**WHAT THE TASK ASKS:** Return the data exactly, with all pictures removed.

**Data entries:**
● ● ● ●

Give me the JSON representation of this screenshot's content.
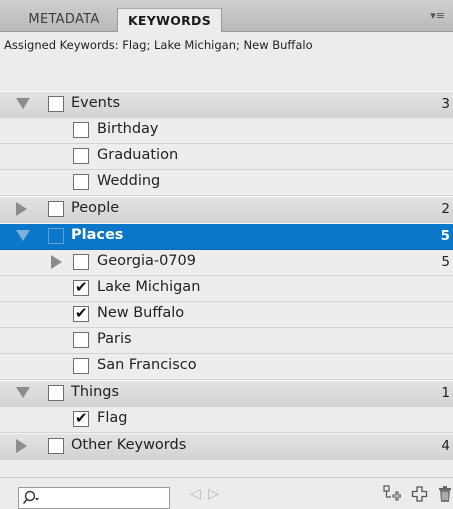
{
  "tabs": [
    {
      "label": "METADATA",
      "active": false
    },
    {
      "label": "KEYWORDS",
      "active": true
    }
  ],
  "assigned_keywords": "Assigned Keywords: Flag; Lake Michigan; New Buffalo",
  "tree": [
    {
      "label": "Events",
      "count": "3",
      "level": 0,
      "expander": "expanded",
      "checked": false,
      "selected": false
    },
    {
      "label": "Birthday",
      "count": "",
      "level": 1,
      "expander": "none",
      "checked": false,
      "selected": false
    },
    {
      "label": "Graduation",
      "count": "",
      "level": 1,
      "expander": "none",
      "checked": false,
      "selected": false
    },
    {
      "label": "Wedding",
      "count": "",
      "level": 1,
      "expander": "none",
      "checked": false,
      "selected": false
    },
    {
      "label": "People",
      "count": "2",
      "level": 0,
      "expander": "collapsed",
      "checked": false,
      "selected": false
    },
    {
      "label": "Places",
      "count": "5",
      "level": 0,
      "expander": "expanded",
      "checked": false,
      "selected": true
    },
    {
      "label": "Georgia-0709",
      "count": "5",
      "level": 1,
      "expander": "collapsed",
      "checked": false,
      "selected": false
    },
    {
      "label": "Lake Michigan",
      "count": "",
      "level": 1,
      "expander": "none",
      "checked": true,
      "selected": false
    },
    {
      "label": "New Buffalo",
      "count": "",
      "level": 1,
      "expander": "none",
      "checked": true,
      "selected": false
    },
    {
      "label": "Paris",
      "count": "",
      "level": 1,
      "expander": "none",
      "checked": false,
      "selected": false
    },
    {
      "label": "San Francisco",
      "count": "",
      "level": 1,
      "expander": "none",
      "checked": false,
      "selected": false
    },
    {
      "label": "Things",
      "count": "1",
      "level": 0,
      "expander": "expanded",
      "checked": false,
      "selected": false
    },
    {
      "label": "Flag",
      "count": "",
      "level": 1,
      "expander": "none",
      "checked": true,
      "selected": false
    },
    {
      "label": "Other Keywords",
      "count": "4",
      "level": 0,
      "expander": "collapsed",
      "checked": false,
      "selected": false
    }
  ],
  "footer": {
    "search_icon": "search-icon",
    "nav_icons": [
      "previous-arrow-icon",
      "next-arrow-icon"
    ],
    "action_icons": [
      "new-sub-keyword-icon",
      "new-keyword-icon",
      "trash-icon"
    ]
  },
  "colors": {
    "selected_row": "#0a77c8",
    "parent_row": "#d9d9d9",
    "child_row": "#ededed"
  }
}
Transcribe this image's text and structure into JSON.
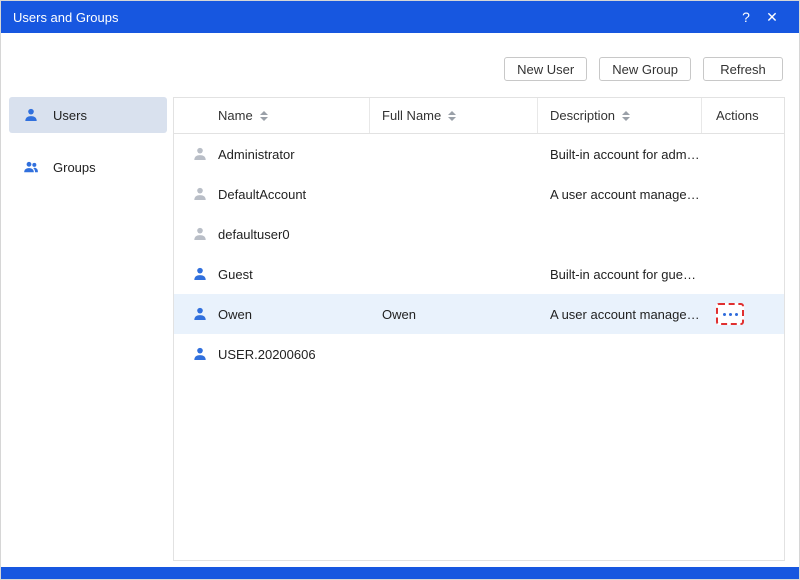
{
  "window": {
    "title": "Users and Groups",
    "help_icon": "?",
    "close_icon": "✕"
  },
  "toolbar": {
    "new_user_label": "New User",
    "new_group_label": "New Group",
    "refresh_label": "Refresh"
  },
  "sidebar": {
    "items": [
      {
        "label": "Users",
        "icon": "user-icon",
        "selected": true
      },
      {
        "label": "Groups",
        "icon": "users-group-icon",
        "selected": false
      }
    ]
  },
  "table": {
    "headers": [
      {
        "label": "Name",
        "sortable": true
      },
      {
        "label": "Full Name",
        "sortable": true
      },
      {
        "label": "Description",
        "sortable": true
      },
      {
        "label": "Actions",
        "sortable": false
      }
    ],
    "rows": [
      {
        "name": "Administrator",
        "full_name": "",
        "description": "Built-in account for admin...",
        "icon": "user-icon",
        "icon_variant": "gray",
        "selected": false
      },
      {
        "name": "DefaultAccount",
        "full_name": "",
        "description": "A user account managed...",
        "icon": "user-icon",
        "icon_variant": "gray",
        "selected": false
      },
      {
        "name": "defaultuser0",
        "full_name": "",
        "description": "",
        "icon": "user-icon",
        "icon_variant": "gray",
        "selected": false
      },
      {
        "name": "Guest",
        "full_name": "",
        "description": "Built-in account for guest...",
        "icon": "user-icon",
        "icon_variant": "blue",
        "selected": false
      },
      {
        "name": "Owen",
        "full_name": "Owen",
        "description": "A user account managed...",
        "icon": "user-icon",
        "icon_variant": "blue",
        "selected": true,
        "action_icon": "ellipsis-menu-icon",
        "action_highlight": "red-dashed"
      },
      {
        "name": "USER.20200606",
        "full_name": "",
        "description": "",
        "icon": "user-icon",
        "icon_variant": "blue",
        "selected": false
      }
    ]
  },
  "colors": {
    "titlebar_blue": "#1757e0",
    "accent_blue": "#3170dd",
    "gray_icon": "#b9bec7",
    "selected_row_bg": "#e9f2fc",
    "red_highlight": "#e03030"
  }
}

● ● ● ●

**ANSWER TO THE EXERCISE:**
Give me the JSON representation of this screenshot's content.
{
  "tabs": [
    {
      "label": "METADATA",
      "active": false
    },
    {
      "label": "KEYWORDS",
      "active": true
    }
  ],
  "assigned_keywords": "Assigned Keywords: Flag; Lake Michigan; New Buffalo",
  "tree": [
    {
      "label": "Events",
      "count": "3",
      "level": 0,
      "expander": "expanded",
      "checked": false,
      "selected": false
    },
    {
      "label": "Birthday",
      "count": "",
      "level": 1,
      "expander": "none",
      "checked": false,
      "selected": false
    },
    {
      "label": "Graduation",
      "count": "",
      "level": 1,
      "expander": "none",
      "checked": false,
      "selected": false
    },
    {
      "label": "Wedding",
      "count": "",
      "level": 1,
      "expander": "none",
      "checked": false,
      "selected": false
    },
    {
      "label": "People",
      "count": "2",
      "level": 0,
      "expander": "collapsed",
      "checked": false,
      "selected": false
    },
    {
      "label": "Places",
      "count": "5",
      "level": 0,
      "expander": "expanded",
      "checked": false,
      "selected": true
    },
    {
      "label": "Georgia-0709",
      "count": "5",
      "level": 1,
      "expander": "collapsed",
      "checked": false,
      "selected": false
    },
    {
      "label": "Lake Michigan",
      "count": "",
      "level": 1,
      "expander": "none",
      "checked": true,
      "selected": false
    },
    {
      "label": "New Buffalo",
      "count": "",
      "level": 1,
      "expander": "none",
      "checked": true,
      "selected": false
    },
    {
      "label": "Paris",
      "count": "",
      "level": 1,
      "expander": "none",
      "checked": false,
      "selected": false
    },
    {
      "label": "San Francisco",
      "count": "",
      "level": 1,
      "expander": "none",
      "checked": false,
      "selected": false
    },
    {
      "label": "Things",
      "count": "1",
      "level": 0,
      "expander": "expanded",
      "checked": false,
      "selected": false
    },
    {
      "label": "Flag",
      "count": "",
      "level": 1,
      "expander": "none",
      "checked": true,
      "selected": false
    },
    {
      "label": "Other Keywords",
      "count": "4",
      "level": 0,
      "expander": "collapsed",
      "checked": false,
      "selected": false
    }
  ],
  "footer": {
    "search_icon": "search-icon",
    "nav_icons": [
      "previous-arrow-icon",
      "next-arrow-icon"
    ],
    "action_icons": [
      "new-sub-keyword-icon",
      "new-keyword-icon",
      "trash-icon"
    ]
  },
  "colors": {
    "selected_row": "#0a77c8",
    "parent_row": "#d9d9d9",
    "child_row": "#ededed"
  }
}
Transcribe this image's text and structure into JSON.
{
  "window": {
    "title": "Users and Groups",
    "help_icon": "?",
    "close_icon": "✕"
  },
  "toolbar": {
    "new_user_label": "New User",
    "new_group_label": "New Group",
    "refresh_label": "Refresh"
  },
  "sidebar": {
    "items": [
      {
        "label": "Users",
        "icon": "user-icon",
        "selected": true
      },
      {
        "label": "Groups",
        "icon": "users-group-icon",
        "selected": false
      }
    ]
  },
  "table": {
    "headers": [
      {
        "label": "Name",
        "sortable": true
      },
      {
        "label": "Full Name",
        "sortable": true
      },
      {
        "label": "Description",
        "sortable": true
      },
      {
        "label": "Actions",
        "sortable": false
      }
    ],
    "rows": [
      {
        "name": "Administrator",
        "full_name": "",
        "description": "Built-in account for admin...",
        "icon": "user-icon",
        "icon_variant": "gray",
        "selected": false
      },
      {
        "name": "DefaultAccount",
        "full_name": "",
        "description": "A user account managed...",
        "icon": "user-icon",
        "icon_variant": "gray",
        "selected": false
      },
      {
        "name": "defaultuser0",
        "full_name": "",
        "description": "",
        "icon": "user-icon",
        "icon_variant": "gray",
        "selected": false
      },
      {
        "name": "Guest",
        "full_name": "",
        "description": "Built-in account for guest...",
        "icon": "user-icon",
        "icon_variant": "blue",
        "selected": false
      },
      {
        "name": "Owen",
        "full_name": "Owen",
        "description": "A user account managed...",
        "icon": "user-icon",
        "icon_variant": "blue",
        "selected": true,
        "action_icon": "ellipsis-menu-icon",
        "action_highlight": "red-dashed"
      },
      {
        "name": "USER.20200606",
        "full_name": "",
        "description": "",
        "icon": "user-icon",
        "icon_variant": "blue",
        "selected": false
      }
    ]
  },
  "colors": {
    "titlebar_blue": "#1757e0",
    "accent_blue": "#3170dd",
    "gray_icon": "#b9bec7",
    "selected_row_bg": "#e9f2fc",
    "red_highlight": "#e03030"
  }
}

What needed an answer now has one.